▸ **Goal**: For each line of the data below that holds "игры", copy the line.

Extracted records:

###

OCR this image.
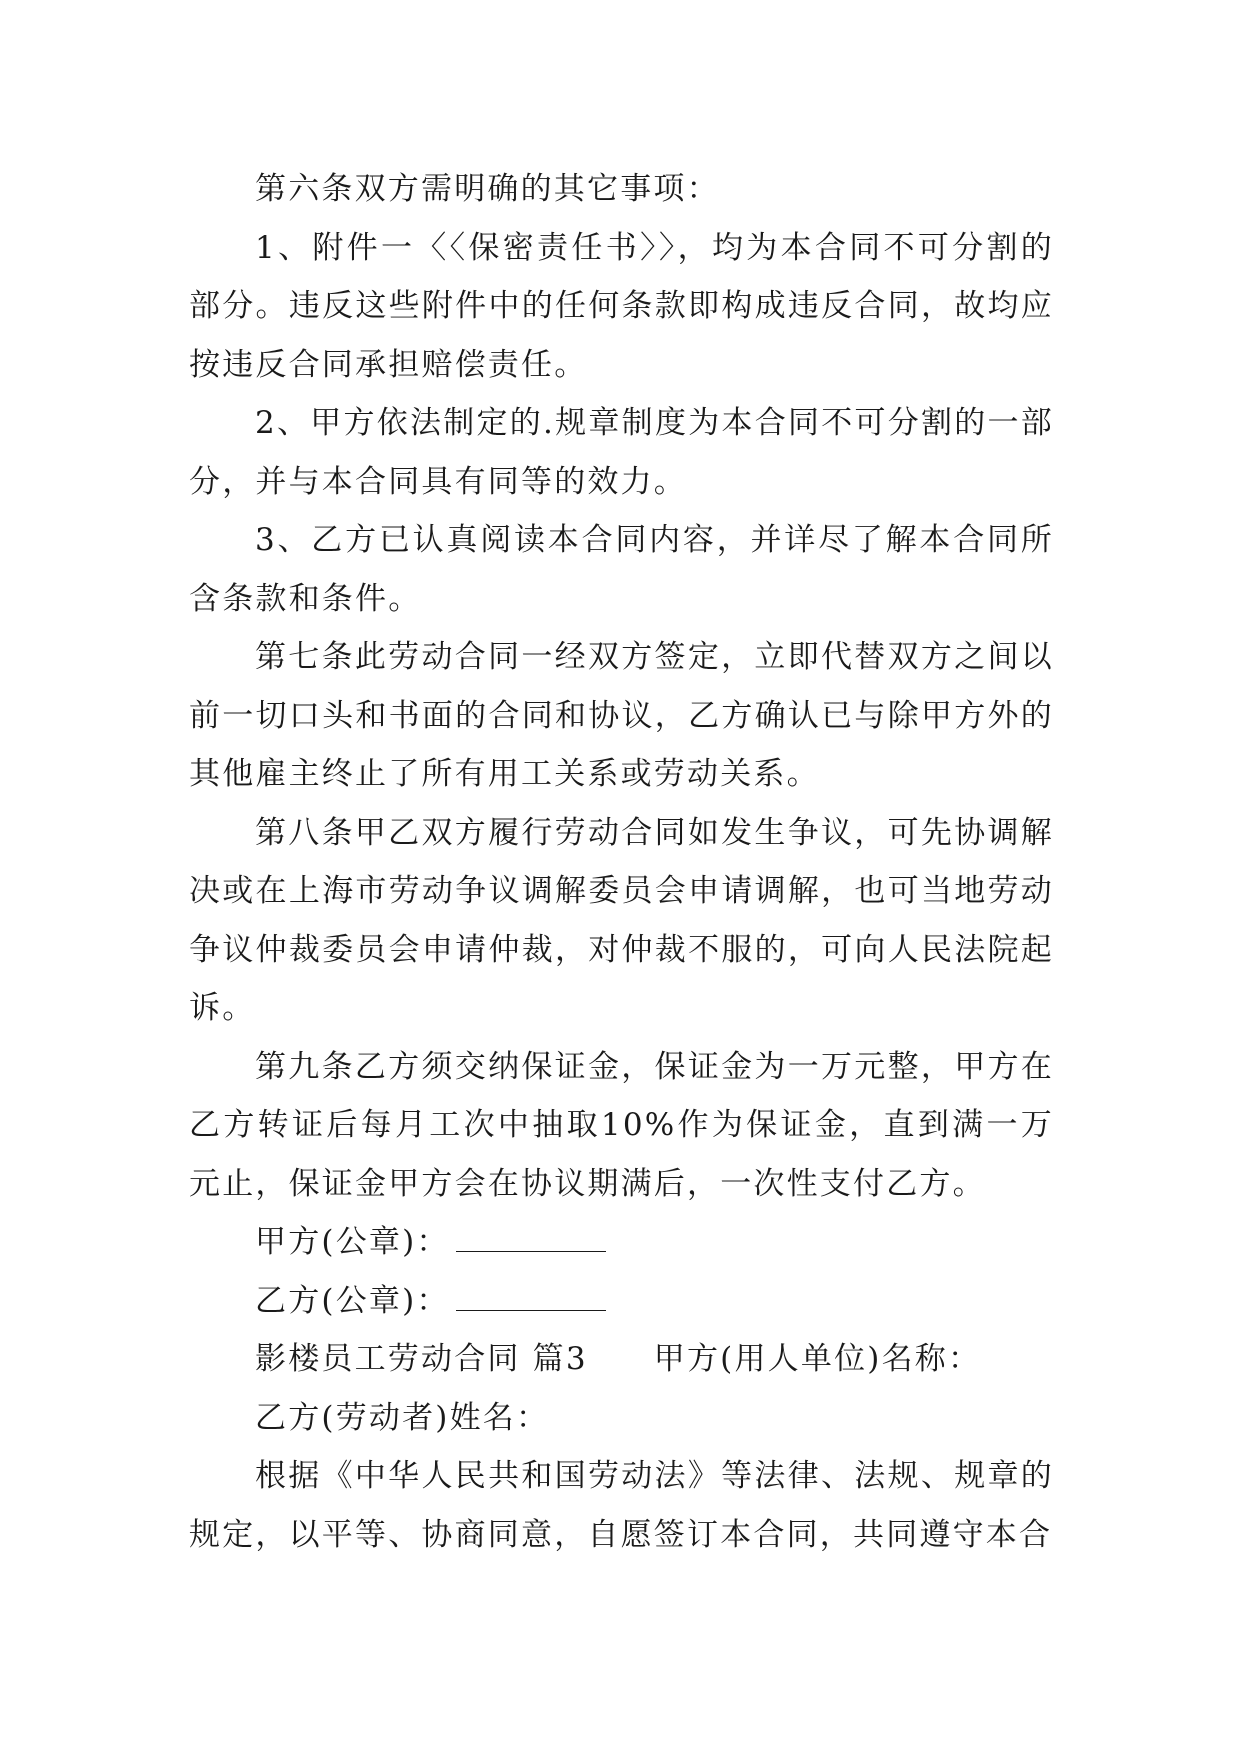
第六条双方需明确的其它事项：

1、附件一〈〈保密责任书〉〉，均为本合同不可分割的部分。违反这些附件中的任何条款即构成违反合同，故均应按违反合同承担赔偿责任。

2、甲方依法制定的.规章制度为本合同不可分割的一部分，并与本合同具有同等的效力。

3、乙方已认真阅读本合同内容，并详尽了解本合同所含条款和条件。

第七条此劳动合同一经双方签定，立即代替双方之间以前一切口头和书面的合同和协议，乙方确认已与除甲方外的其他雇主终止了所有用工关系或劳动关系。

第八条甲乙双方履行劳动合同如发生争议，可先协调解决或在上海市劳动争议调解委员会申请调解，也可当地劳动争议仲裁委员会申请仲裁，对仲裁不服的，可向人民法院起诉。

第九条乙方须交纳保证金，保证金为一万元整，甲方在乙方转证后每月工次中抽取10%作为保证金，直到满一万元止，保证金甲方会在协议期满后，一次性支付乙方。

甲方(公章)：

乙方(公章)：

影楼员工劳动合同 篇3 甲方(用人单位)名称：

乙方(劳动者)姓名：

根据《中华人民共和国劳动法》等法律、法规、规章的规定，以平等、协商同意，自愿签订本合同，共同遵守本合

###

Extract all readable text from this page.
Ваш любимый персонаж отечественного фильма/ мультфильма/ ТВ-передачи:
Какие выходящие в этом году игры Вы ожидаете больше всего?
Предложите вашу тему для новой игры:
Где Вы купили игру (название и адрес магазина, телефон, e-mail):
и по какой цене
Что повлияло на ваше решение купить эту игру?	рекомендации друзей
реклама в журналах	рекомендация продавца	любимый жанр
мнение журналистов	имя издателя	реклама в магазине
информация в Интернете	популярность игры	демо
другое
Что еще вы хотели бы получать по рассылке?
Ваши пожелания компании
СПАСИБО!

###

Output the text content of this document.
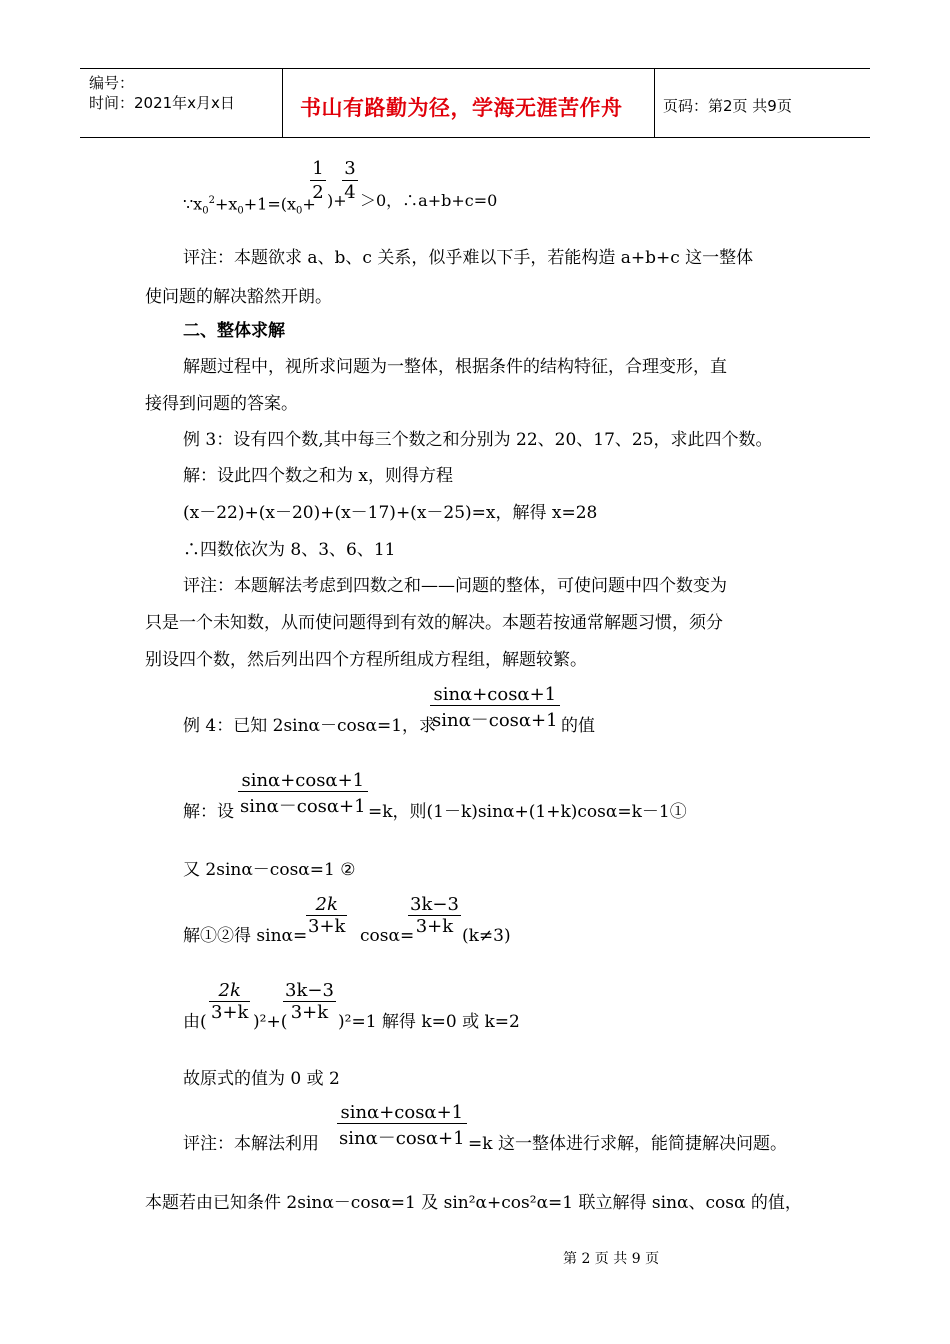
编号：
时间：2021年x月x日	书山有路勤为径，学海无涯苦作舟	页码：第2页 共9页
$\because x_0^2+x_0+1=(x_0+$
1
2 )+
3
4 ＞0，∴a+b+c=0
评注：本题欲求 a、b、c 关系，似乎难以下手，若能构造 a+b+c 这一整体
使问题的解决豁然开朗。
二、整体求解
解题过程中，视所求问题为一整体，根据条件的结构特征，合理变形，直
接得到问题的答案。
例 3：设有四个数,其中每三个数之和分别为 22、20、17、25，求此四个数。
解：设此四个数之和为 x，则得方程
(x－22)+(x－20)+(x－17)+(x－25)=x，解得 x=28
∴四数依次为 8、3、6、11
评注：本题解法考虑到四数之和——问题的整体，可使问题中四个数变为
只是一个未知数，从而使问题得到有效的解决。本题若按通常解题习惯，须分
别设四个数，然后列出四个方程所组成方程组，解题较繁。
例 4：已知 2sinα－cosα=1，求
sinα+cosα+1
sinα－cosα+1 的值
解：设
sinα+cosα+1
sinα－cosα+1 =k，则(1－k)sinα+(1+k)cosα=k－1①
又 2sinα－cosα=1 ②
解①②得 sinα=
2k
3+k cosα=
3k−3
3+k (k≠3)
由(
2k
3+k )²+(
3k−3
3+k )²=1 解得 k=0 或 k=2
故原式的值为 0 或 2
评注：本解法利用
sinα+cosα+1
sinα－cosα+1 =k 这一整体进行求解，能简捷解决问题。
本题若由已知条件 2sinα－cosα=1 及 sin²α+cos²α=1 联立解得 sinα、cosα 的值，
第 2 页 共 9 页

###

▸ **Exercise result**:
Какие выходящие в этом году игры Вы ожидаете больше всего?
Предложите вашу тему для новой игры:
информация в Интернете	популярность игры	демо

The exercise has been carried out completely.